- _Annotated element rows_
#####
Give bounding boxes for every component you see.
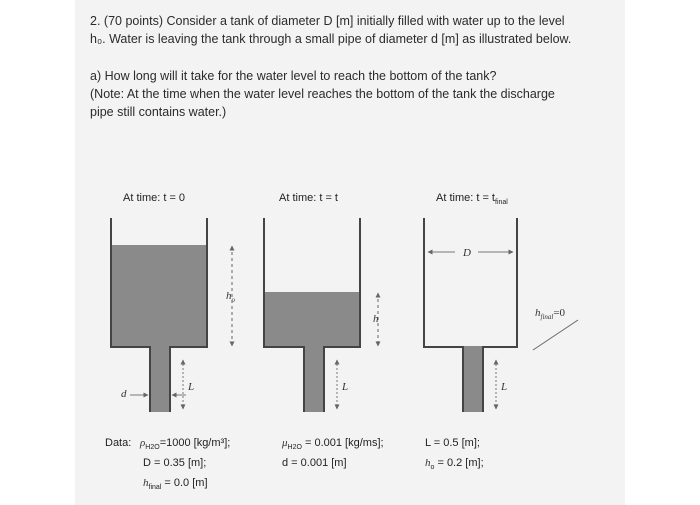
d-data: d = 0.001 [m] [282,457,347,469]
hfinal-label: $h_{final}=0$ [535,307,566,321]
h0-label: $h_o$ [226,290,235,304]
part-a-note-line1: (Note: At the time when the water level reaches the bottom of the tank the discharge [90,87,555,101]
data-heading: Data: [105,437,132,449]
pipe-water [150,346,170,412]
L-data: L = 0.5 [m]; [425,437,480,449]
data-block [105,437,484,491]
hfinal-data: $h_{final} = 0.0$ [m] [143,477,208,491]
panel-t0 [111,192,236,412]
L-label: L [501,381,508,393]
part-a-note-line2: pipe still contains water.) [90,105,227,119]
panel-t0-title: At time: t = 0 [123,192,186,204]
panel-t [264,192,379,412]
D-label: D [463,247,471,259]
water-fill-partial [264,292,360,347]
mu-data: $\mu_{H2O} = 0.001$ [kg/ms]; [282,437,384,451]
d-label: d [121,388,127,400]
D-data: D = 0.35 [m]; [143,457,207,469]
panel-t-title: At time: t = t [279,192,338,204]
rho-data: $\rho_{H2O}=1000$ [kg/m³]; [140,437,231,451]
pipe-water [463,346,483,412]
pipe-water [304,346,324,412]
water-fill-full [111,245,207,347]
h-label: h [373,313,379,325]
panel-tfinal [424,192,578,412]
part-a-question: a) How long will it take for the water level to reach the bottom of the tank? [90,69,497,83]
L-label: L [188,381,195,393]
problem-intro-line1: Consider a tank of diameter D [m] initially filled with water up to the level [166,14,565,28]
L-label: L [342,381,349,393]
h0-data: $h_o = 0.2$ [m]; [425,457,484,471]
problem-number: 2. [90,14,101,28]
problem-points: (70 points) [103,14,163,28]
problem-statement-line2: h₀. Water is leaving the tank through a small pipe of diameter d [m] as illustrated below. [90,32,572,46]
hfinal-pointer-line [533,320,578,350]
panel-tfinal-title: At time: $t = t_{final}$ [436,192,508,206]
#####
- _Your objective_
Reproduce the rows above word for word, beginning with the row that contains "d-data: d = 0.001 [m] [282,457,347,469]" and continuing through the row that contains "water-fill-partial [264,292,360,347]", including both of those rows.

- _Solved exercise_
d-data: d = 0.001 [m] [282,457,347,469]
hfinal-label: $h_{final}=0$ [535,307,566,321]
h0-label: $h_o$ [226,290,235,304]
part-a-note-line1: (Note: At the time when the water level reaches the bottom of the tank the discharge [90,87,555,101]
data-heading: Data: [105,437,132,449]
pipe-water [150,346,170,412]
L-data: L = 0.5 [m]; [425,437,480,449]
data-block [105,437,484,491]
hfinal-data: $h_{final} = 0.0$ [m] [143,477,208,491]
panel-t0 [111,192,236,412]
L-label: L [501,381,508,393]
part-a-note-line2: pipe still contains water.) [90,105,227,119]
panel-t0-title: At time: t = 0 [123,192,186,204]
panel-t [264,192,379,412]
D-label: D [463,247,471,259]
water-fill-partial [264,292,360,347]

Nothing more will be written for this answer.